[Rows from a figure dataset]
* Start *

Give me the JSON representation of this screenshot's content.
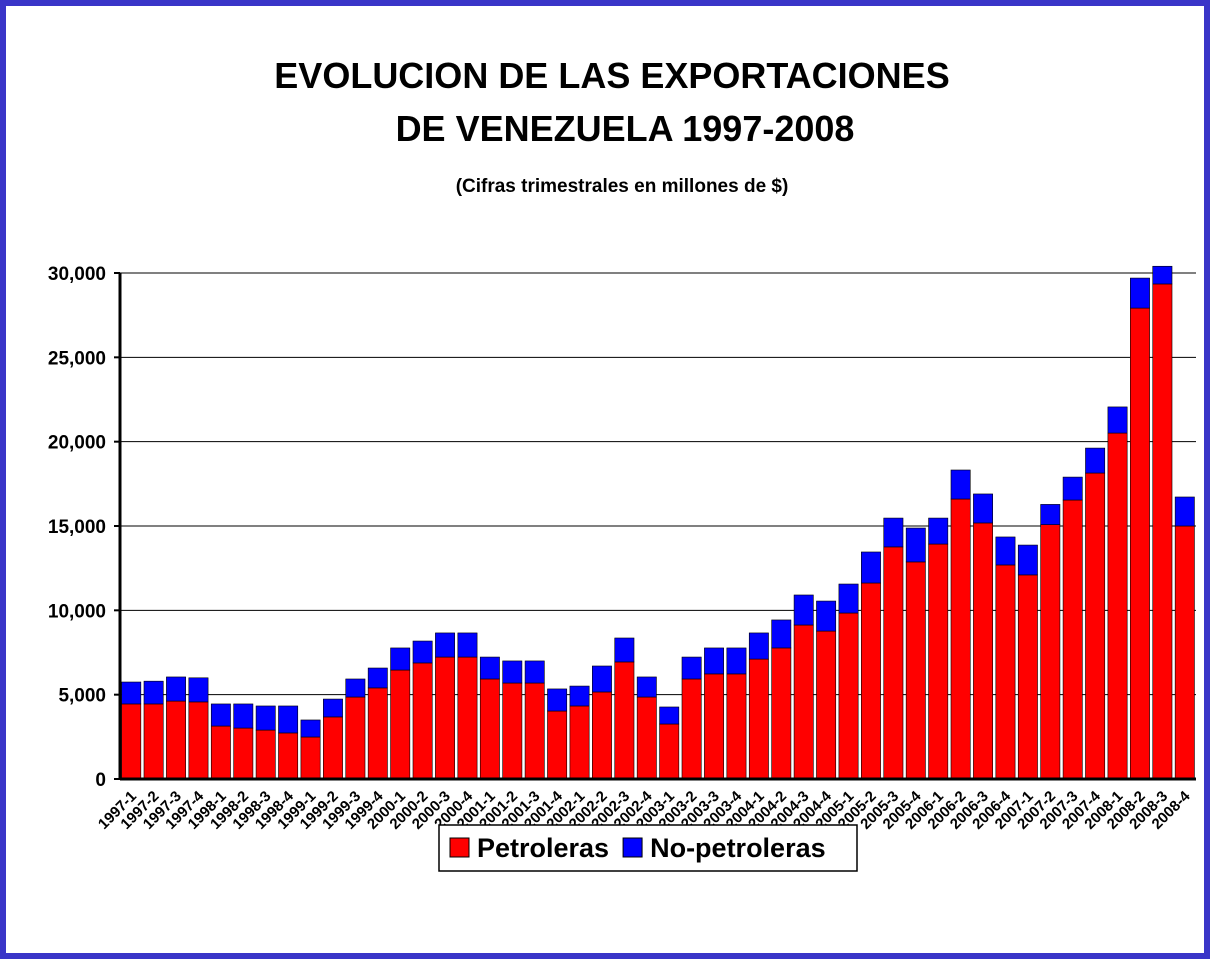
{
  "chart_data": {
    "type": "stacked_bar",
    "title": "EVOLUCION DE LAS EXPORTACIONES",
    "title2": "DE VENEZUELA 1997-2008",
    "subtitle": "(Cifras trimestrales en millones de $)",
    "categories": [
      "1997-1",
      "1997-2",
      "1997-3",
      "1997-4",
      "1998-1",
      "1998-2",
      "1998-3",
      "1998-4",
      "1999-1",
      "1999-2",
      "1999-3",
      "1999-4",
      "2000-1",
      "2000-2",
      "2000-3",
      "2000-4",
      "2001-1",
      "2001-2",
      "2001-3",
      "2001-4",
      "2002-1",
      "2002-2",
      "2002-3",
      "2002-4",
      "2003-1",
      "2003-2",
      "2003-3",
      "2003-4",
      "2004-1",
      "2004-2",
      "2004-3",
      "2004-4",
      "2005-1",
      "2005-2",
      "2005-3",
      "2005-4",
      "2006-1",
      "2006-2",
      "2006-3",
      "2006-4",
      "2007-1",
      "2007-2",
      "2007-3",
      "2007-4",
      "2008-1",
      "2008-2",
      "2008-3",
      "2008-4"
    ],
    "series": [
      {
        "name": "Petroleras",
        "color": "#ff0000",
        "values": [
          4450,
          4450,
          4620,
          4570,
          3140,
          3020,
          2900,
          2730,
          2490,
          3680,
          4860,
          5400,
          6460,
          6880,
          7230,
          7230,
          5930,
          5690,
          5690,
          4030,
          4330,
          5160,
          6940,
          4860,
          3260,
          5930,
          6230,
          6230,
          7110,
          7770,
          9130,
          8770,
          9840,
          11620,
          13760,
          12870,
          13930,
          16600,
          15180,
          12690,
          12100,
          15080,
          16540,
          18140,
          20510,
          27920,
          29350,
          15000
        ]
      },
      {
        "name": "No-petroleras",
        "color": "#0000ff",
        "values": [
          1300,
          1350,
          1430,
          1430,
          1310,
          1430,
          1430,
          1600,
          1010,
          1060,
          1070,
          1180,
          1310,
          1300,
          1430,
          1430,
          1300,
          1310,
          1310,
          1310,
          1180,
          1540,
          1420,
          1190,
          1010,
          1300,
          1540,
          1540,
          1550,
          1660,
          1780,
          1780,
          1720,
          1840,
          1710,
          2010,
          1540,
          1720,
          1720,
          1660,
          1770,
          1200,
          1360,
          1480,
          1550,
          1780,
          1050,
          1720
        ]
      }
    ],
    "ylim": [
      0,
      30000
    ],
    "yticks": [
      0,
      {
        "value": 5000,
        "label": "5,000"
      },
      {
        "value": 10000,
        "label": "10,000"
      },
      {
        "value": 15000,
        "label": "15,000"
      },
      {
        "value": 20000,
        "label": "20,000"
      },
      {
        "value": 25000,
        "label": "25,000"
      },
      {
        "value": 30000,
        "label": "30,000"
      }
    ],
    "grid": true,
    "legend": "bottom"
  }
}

* End *

Task to complete.
Copy out every line of the data that includes "name".

Correct response.
        "name": "Petroleras",
        "name": "No-petroleras",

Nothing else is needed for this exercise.